• Required work: Collect each line of the records containing the string "幼儿园中班上学期家长工作计划".

start Task input

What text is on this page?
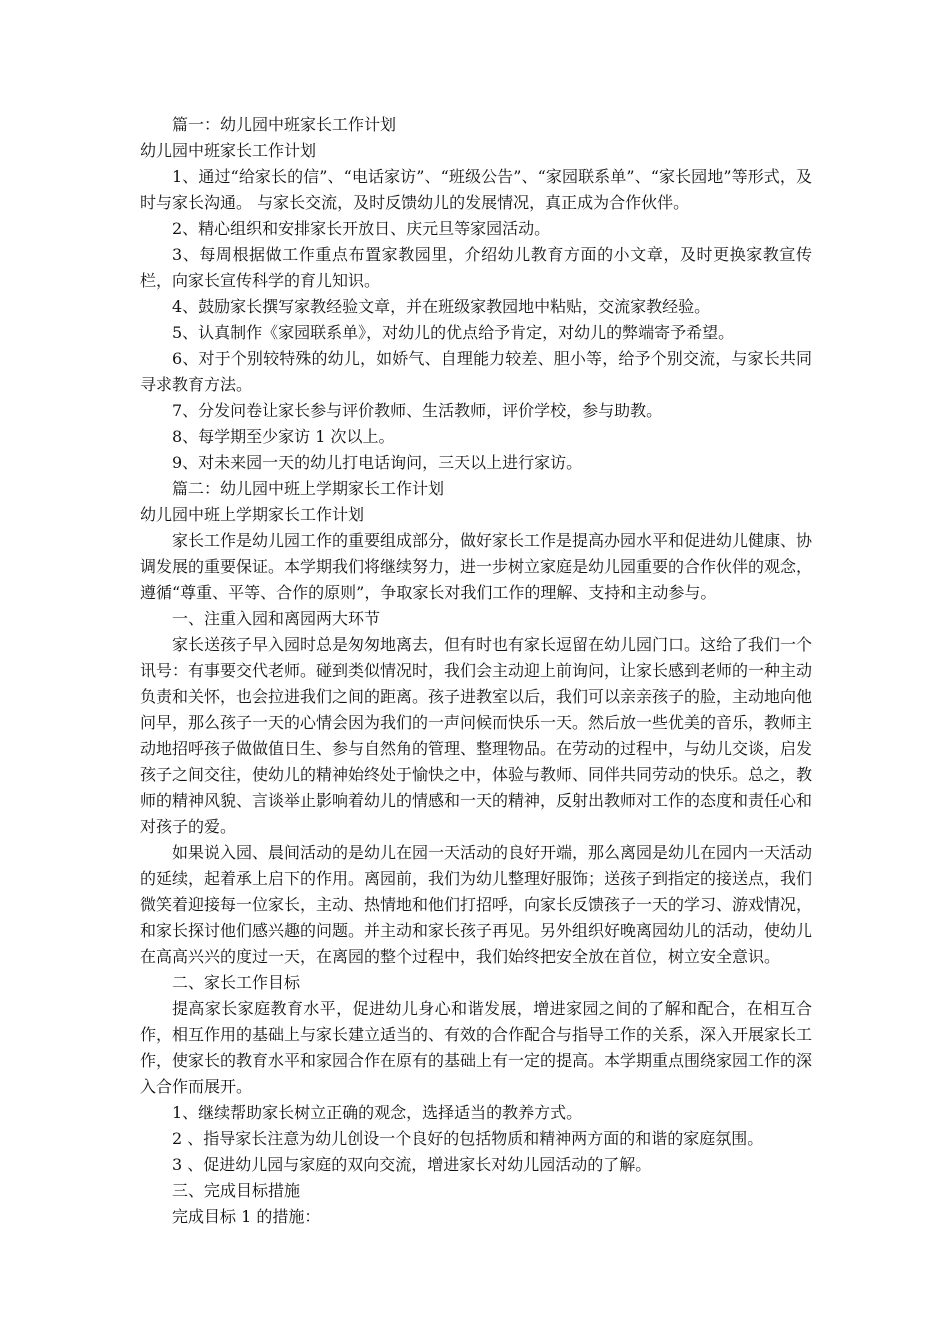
篇一：幼儿园中班家长工作计划

幼儿园中班家长工作计划

1、通过“给家长的信”、“电话家访”、“班级公告”、“家园联系单”、“家长园地”等形式，及时与家长沟通。 与家长交流，及时反馈幼儿的发展情况，真正成为合作伙伴。

2、精心组织和安排家长开放日、庆元旦等家园活动。

3、每周根据做工作重点布置家教园里，介绍幼儿教育方面的小文章，及时更换家教宣传栏，向家长宣传科学的育儿知识。

4、鼓励家长撰写家教经验文章，并在班级家教园地中粘贴，交流家教经验。

5、认真制作《家园联系单》，对幼儿的优点给予肯定，对幼儿的弊端寄予希望。

6、对于个别较特殊的幼儿，如娇气、自理能力较差、胆小等，给予个别交流，与家长共同寻求教育方法。

7、分发问卷让家长参与评价教师、生活教师，评价学校，参与助教。

8、每学期至少家访 1 次以上。

9、对未来园一天的幼儿打电话询问，三天以上进行家访。

篇二：幼儿园中班上学期家长工作计划

幼儿园中班上学期家长工作计划

家长工作是幼儿园工作的重要组成部分，做好家长工作是提高办园水平和促进幼儿健康、协调发展的重要保证。本学期我们将继续努力，进一步树立家庭是幼儿园重要的合作伙伴的观念，遵循“尊重、平等、合作的原则”，争取家长对我们工作的理解、支持和主动参与。

一、注重入园和离园两大环节

家长送孩子早入园时总是匆匆地离去，但有时也有家长逗留在幼儿园门口。这给了我们一个讯号：有事要交代老师。碰到类似情况时，我们会主动迎上前询问，让家长感到老师的一种主动负责和关怀，也会拉进我们之间的距离。孩子进教室以后，我们可以亲亲孩子的脸，主动地向他问早，那么孩子一天的心情会因为我们的一声问候而快乐一天。然后放一些优美的音乐，教师主动地招呼孩子做做值日生、参与自然角的管理、整理物品。在劳动的过程中，与幼儿交谈，启发孩子之间交往，使幼儿的精神始终处于愉快之中，体验与教师、同伴共同劳动的快乐。总之，教师的精神风貌、言谈举止影响着幼儿的情感和一天的精神，反射出教师对工作的态度和责任心和对孩子的爱。

如果说入园、晨间活动的是幼儿在园一天活动的良好开端，那么离园是幼儿在园内一天活动的延续，起着承上启下的作用。离园前，我们为幼儿整理好服饰；送孩子到指定的接送点，我们微笑着迎接每一位家长，主动、热情地和他们打招呼，向家长反馈孩子一天的学习、游戏情况，和家长探讨他们感兴趣的问题。并主动和家长孩子再见。另外组织好晚离园幼儿的活动，使幼儿在高高兴兴的度过一天，在离园的整个过程中，我们始终把安全放在首位，树立安全意识。

二、家长工作目标

提高家长家庭教育水平，促进幼儿身心和谐发展，增进家园之间的了解和配合，在相互合作，相互作用的基础上与家长建立适当的、有效的合作配合与指导工作的关系，深入开展家长工作，使家长的教育水平和家园合作在原有的基础上有一定的提高。本学期重点围绕家园工作的深入合作而展开。

1、继续帮助家长树立正确的观念，选择适当的教养方式。

2 、指导家长注意为幼儿创设一个良好的包括物质和精神两方面的和谐的家庭氛围。

3 、促进幼儿园与家庭的双向交流，增进家长对幼儿园活动的了解。

三、完成目标措施

完成目标 1 的措施：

end Task input

• Task answer:
篇二：幼儿园中班上学期家长工作计划
幼儿园中班上学期家长工作计划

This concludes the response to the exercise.